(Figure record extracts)
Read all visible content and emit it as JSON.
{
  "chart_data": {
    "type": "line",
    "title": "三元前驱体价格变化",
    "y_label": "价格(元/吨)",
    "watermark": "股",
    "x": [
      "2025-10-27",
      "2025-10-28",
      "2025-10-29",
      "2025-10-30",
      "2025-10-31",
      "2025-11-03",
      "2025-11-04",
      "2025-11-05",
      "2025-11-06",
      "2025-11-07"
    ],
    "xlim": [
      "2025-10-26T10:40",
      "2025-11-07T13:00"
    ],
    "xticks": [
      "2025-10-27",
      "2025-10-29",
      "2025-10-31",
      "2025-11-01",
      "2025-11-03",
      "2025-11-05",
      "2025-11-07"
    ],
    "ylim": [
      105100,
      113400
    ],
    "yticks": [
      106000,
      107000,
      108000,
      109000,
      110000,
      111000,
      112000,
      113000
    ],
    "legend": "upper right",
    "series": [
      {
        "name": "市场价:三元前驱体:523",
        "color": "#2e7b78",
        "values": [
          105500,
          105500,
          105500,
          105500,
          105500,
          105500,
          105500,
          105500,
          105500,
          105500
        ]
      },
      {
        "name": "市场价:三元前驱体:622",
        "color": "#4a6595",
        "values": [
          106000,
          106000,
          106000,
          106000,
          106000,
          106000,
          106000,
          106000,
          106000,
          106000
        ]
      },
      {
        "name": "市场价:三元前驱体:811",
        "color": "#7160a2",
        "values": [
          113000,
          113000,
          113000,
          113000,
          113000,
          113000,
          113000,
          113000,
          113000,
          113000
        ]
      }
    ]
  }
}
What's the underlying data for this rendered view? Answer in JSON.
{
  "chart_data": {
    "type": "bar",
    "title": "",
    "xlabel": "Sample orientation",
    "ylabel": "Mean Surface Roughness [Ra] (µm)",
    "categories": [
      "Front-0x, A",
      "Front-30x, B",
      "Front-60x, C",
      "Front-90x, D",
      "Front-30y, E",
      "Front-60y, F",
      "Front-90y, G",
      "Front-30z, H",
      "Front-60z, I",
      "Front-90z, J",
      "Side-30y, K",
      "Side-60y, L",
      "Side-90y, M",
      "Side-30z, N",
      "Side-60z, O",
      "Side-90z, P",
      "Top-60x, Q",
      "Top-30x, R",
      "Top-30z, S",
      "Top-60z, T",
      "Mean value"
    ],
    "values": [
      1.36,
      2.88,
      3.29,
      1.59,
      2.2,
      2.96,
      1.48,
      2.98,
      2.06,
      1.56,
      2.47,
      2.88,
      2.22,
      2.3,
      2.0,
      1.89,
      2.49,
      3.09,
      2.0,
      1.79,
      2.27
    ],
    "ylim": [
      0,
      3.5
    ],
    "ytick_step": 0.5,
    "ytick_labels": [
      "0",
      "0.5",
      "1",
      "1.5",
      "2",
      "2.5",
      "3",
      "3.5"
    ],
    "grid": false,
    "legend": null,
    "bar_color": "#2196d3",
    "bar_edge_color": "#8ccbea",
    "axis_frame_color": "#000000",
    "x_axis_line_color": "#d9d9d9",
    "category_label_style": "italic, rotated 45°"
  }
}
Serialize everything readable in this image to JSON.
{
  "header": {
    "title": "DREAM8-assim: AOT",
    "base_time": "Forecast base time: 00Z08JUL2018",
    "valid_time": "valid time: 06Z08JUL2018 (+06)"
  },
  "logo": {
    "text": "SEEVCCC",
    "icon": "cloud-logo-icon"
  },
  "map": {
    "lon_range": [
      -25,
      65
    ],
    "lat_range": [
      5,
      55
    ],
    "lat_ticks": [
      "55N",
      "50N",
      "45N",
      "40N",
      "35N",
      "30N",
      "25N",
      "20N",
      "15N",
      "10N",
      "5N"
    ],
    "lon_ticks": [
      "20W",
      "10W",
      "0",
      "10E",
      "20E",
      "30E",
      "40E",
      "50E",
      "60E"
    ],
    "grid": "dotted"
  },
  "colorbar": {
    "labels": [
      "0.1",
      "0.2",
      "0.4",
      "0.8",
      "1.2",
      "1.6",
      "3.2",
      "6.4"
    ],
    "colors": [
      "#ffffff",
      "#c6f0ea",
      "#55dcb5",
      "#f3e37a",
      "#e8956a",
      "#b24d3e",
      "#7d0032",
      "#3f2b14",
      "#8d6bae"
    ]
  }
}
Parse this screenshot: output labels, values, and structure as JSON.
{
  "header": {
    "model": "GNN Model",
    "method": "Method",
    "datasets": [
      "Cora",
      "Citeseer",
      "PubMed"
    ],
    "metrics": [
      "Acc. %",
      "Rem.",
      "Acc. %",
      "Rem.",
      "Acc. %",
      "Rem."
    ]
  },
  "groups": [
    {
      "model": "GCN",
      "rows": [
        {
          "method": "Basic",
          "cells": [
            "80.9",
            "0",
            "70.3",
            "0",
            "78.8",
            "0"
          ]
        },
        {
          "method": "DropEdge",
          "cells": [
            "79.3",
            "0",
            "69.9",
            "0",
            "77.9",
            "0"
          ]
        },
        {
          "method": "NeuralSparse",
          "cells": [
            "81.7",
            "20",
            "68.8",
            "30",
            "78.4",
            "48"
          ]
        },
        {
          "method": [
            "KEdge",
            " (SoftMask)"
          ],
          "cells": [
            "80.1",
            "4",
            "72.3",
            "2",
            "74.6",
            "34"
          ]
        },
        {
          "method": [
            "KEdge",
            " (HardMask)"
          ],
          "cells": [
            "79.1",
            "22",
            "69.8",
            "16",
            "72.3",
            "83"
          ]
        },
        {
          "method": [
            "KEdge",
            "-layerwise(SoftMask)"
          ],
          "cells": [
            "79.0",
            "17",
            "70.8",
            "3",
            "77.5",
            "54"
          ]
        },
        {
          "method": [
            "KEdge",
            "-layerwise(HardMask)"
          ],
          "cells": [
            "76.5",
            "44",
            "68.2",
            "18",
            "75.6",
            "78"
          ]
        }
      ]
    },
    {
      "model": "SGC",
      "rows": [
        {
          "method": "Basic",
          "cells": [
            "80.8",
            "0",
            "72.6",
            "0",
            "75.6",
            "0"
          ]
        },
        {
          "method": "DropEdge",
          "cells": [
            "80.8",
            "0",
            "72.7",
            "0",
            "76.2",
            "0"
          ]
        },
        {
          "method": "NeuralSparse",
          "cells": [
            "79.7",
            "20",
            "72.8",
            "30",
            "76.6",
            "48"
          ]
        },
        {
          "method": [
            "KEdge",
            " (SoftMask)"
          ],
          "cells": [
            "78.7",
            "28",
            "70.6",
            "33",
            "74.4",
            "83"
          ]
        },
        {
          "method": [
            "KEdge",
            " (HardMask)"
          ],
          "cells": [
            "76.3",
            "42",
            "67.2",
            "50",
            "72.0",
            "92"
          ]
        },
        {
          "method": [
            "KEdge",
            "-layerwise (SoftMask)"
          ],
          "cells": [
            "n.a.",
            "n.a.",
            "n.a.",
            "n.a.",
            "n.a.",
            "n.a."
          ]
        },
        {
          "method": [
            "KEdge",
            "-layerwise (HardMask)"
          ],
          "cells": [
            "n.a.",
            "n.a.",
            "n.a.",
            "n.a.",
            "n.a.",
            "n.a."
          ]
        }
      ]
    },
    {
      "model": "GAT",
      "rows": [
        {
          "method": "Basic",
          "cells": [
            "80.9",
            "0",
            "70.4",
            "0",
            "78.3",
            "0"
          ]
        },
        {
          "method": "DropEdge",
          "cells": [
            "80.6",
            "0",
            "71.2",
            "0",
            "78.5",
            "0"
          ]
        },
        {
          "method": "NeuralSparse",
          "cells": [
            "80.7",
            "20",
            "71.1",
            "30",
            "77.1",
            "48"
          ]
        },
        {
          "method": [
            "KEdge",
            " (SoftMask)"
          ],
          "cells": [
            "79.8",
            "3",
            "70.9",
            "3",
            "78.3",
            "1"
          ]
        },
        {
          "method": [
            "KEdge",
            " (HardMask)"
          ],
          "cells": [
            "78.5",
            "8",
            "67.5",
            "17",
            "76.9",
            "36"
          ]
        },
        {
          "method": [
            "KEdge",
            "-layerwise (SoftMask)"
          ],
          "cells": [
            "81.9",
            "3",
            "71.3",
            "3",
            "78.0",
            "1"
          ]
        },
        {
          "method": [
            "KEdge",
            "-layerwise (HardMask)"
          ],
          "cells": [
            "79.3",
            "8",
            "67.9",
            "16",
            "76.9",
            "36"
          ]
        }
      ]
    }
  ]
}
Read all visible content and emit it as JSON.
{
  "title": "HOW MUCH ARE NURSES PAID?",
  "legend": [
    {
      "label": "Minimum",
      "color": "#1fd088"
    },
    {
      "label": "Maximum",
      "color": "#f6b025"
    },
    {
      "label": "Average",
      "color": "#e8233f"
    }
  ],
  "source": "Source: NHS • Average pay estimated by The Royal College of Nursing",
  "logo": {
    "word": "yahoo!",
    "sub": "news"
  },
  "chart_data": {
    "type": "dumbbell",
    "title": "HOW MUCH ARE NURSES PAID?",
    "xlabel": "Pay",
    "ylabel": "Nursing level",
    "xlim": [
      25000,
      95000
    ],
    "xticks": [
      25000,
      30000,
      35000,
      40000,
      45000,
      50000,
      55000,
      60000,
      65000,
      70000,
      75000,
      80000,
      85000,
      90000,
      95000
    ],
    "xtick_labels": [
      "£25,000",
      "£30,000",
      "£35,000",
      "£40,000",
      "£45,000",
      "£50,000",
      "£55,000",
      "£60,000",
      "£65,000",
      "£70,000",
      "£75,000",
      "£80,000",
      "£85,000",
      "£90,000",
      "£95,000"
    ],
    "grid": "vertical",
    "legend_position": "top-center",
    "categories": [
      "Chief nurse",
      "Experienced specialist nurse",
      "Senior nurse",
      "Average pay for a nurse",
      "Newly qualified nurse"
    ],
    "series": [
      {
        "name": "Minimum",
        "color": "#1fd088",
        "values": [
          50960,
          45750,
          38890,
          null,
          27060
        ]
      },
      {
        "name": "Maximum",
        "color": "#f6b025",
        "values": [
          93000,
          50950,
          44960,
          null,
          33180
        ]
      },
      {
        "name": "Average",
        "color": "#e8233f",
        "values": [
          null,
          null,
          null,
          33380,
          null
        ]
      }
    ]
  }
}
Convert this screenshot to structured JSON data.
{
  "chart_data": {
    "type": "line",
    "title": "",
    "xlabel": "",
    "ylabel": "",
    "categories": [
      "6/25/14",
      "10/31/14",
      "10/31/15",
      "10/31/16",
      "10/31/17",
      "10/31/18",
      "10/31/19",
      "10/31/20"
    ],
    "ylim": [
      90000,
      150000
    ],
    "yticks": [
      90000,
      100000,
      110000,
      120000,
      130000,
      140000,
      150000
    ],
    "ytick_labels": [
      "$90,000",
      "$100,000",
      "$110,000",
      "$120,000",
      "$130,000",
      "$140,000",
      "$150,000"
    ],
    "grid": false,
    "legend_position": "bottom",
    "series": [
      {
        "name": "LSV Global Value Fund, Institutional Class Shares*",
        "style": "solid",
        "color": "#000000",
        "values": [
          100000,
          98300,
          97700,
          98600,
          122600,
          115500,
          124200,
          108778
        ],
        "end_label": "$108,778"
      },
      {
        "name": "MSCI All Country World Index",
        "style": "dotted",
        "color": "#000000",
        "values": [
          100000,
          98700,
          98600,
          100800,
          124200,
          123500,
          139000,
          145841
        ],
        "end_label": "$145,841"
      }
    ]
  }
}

- _Work instructions_
Collect the lines that hold "title".

- _Task result_
    "title": "三元前驱体价格变化",
    "title": "",
    "title": "DREAM8-assim: AOT",
  "title": "HOW MUCH ARE NURSES PAID?",
    "title": "HOW MUCH ARE NURSES PAID?",
    "title": "",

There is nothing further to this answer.